### [Stored records]
================

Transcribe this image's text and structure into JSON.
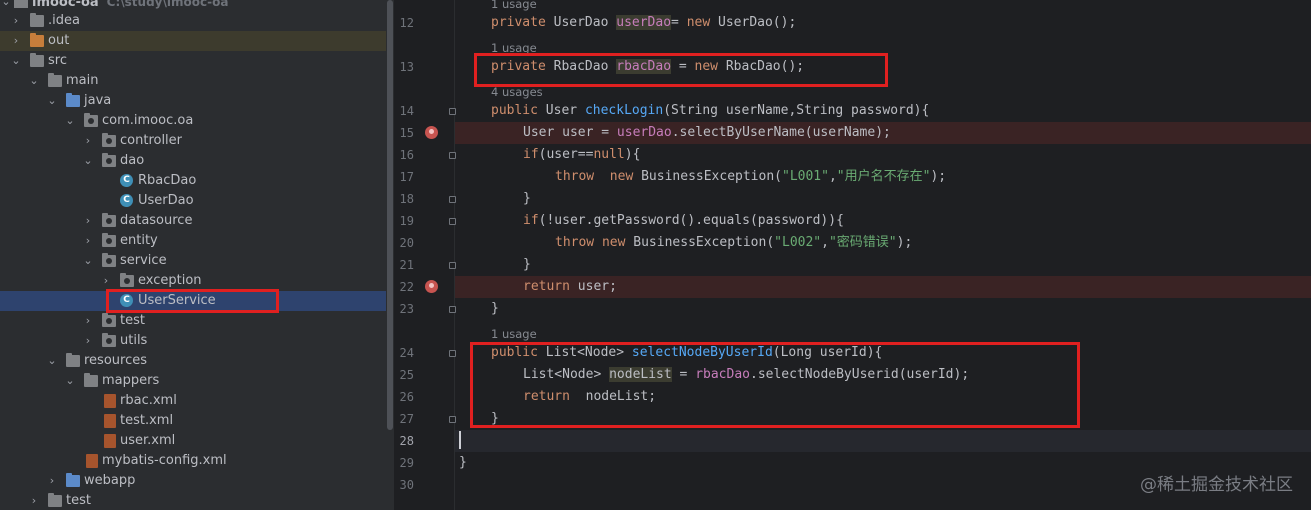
{
  "project_tree": {
    "root": {
      "name": "imooc-oa",
      "path": "C:\\study\\imooc-oa"
    },
    "items": [
      {
        "label": ".idea"
      },
      {
        "label": "out"
      },
      {
        "label": "src"
      },
      {
        "label": "main"
      },
      {
        "label": "java"
      },
      {
        "label": "com.imooc.oa"
      },
      {
        "label": "controller"
      },
      {
        "label": "dao"
      },
      {
        "label": "RbacDao"
      },
      {
        "label": "UserDao"
      },
      {
        "label": "datasource"
      },
      {
        "label": "entity"
      },
      {
        "label": "service"
      },
      {
        "label": "exception"
      },
      {
        "label": "UserService"
      },
      {
        "label": "test"
      },
      {
        "label": "utils"
      },
      {
        "label": "resources"
      },
      {
        "label": "mappers"
      },
      {
        "label": "rbac.xml"
      },
      {
        "label": "test.xml"
      },
      {
        "label": "user.xml"
      },
      {
        "label": "mybatis-config.xml"
      },
      {
        "label": "webapp"
      },
      {
        "label": "test"
      }
    ]
  },
  "editor": {
    "hints": {
      "h11": "1 usage",
      "h12": "1 usage",
      "h13": "4 usages",
      "h23": "1 usage"
    },
    "line_numbers": [
      "12",
      "13",
      "14",
      "15",
      "16",
      "17",
      "18",
      "19",
      "20",
      "21",
      "22",
      "23",
      "24",
      "25",
      "26",
      "27",
      "28",
      "29",
      "30"
    ],
    "code": {
      "l12": {
        "a": "private ",
        "b": "UserDao ",
        "c": "userDao",
        "d": "= ",
        "e": "new ",
        "f": "UserDao();"
      },
      "l13": {
        "a": "private ",
        "b": "RbacDao ",
        "c": "rbacDao",
        "d": " = ",
        "e": "new ",
        "f": "RbacDao();"
      },
      "l14": {
        "a": "public ",
        "b": "User ",
        "c": "checkLogin",
        "d": "(String userName,String password){"
      },
      "l15": {
        "a": "User user = ",
        "b": "userDao",
        "c": ".selectByUserName(userName);"
      },
      "l16": {
        "a": "if",
        "b": "(user==",
        "c": "null",
        "d": "){"
      },
      "l17": {
        "a": "throw  ",
        "b": "new ",
        "c": "BusinessException(",
        "d": "\"L001\"",
        "e": ",",
        "f": "\"用户名不存在\"",
        "g": ");"
      },
      "l18": {
        "a": "}"
      },
      "l19": {
        "a": "if",
        "b": "(!user.getPassword().equals(password)){"
      },
      "l20": {
        "a": "throw ",
        "b": "new ",
        "c": "BusinessException(",
        "d": "\"L002\"",
        "e": ",",
        "f": "\"密码错误\"",
        "g": ");"
      },
      "l21": {
        "a": "}"
      },
      "l22": {
        "a": "return ",
        "b": "user;"
      },
      "l23": {
        "a": "}"
      },
      "l24": {
        "a": "public ",
        "b": "List<Node> ",
        "c": "selectNodeByUserId",
        "d": "(Long userId){"
      },
      "l25": {
        "a": "List<Node> ",
        "b": "nodeList",
        "c": " = ",
        "d": "rbacDao",
        "e": ".selectNodeByUserid(userId);"
      },
      "l26": {
        "a": "return  ",
        "b": "nodeList;"
      },
      "l27": {
        "a": "}"
      },
      "l29": {
        "a": "}"
      }
    }
  },
  "watermark": "@稀土掘金技术社区",
  "colors": {
    "keyword": "#cf8e6d",
    "method": "#56a8f5",
    "field": "#c77dbb",
    "string": "#6aab73",
    "annotation_box": "#e02020"
  },
  "icons": {
    "folder": "folder-icon",
    "class": "java-class-icon",
    "xml": "xml-file-icon",
    "breakpoint": "breakpoint-icon"
  }
}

================

### [Stated problem]
Omit every picture, and otherwise quote the entries exactly.

### [Answer for this exercise]
Transcribe this image's text and structure into JSON.
{
  "project_tree": {
    "root": {
      "name": "imooc-oa",
      "path": "C:\\study\\imooc-oa"
    },
    "items": [
      {
        "label": ".idea"
      },
      {
        "label": "out"
      },
      {
        "label": "src"
      },
      {
        "label": "main"
      },
      {
        "label": "java"
      },
      {
        "label": "com.imooc.oa"
      },
      {
        "label": "controller"
      },
      {
        "label": "dao"
      },
      {
        "label": "RbacDao"
      },
      {
        "label": "UserDao"
      },
      {
        "label": "datasource"
      },
      {
        "label": "entity"
      },
      {
        "label": "service"
      },
      {
        "label": "exception"
      },
      {
        "label": "UserService"
      },
      {
        "label": "test"
      },
      {
        "label": "utils"
      },
      {
        "label": "resources"
      },
      {
        "label": "mappers"
      },
      {
        "label": "rbac.xml"
      },
      {
        "label": "test.xml"
      },
      {
        "label": "user.xml"
      },
      {
        "label": "mybatis-config.xml"
      },
      {
        "label": "webapp"
      },
      {
        "label": "test"
      }
    ]
  },
  "editor": {
    "hints": {
      "h11": "1 usage",
      "h12": "1 usage",
      "h13": "4 usages",
      "h23": "1 usage"
    },
    "line_numbers": [
      "12",
      "13",
      "14",
      "15",
      "16",
      "17",
      "18",
      "19",
      "20",
      "21",
      "22",
      "23",
      "24",
      "25",
      "26",
      "27",
      "28",
      "29",
      "30"
    ],
    "code": {
      "l12": {
        "a": "private ",
        "b": "UserDao ",
        "c": "userDao",
        "d": "= ",
        "e": "new ",
        "f": "UserDao();"
      },
      "l13": {
        "a": "private ",
        "b": "RbacDao ",
        "c": "rbacDao",
        "d": " = ",
        "e": "new ",
        "f": "RbacDao();"
      },
      "l14": {
        "a": "public ",
        "b": "User ",
        "c": "checkLogin",
        "d": "(String userName,String password){"
      },
      "l15": {
        "a": "User user = ",
        "b": "userDao",
        "c": ".selectByUserName(userName);"
      },
      "l16": {
        "a": "if",
        "b": "(user==",
        "c": "null",
        "d": "){"
      },
      "l17": {
        "a": "throw  ",
        "b": "new ",
        "c": "BusinessException(",
        "d": "\"L001\"",
        "e": ",",
        "f": "\"用户名不存在\"",
        "g": ");"
      },
      "l18": {
        "a": "}"
      },
      "l19": {
        "a": "if",
        "b": "(!user.getPassword().equals(password)){"
      },
      "l20": {
        "a": "throw ",
        "b": "new ",
        "c": "BusinessException(",
        "d": "\"L002\"",
        "e": ",",
        "f": "\"密码错误\"",
        "g": ");"
      },
      "l21": {
        "a": "}"
      },
      "l22": {
        "a": "return ",
        "b": "user;"
      },
      "l23": {
        "a": "}"
      },
      "l24": {
        "a": "public ",
        "b": "List<Node> ",
        "c": "selectNodeByUserId",
        "d": "(Long userId){"
      },
      "l25": {
        "a": "List<Node> ",
        "b": "nodeList",
        "c": " = ",
        "d": "rbacDao",
        "e": ".selectNodeByUserid(userId);"
      },
      "l26": {
        "a": "return  ",
        "b": "nodeList;"
      },
      "l27": {
        "a": "}"
      },
      "l29": {
        "a": "}"
      }
    }
  },
  "watermark": "@稀土掘金技术社区",
  "colors": {
    "keyword": "#cf8e6d",
    "method": "#56a8f5",
    "field": "#c77dbb",
    "string": "#6aab73",
    "annotation_box": "#e02020"
  },
  "icons": {
    "folder": "folder-icon",
    "class": "java-class-icon",
    "xml": "xml-file-icon",
    "breakpoint": "breakpoint-icon"
  }
}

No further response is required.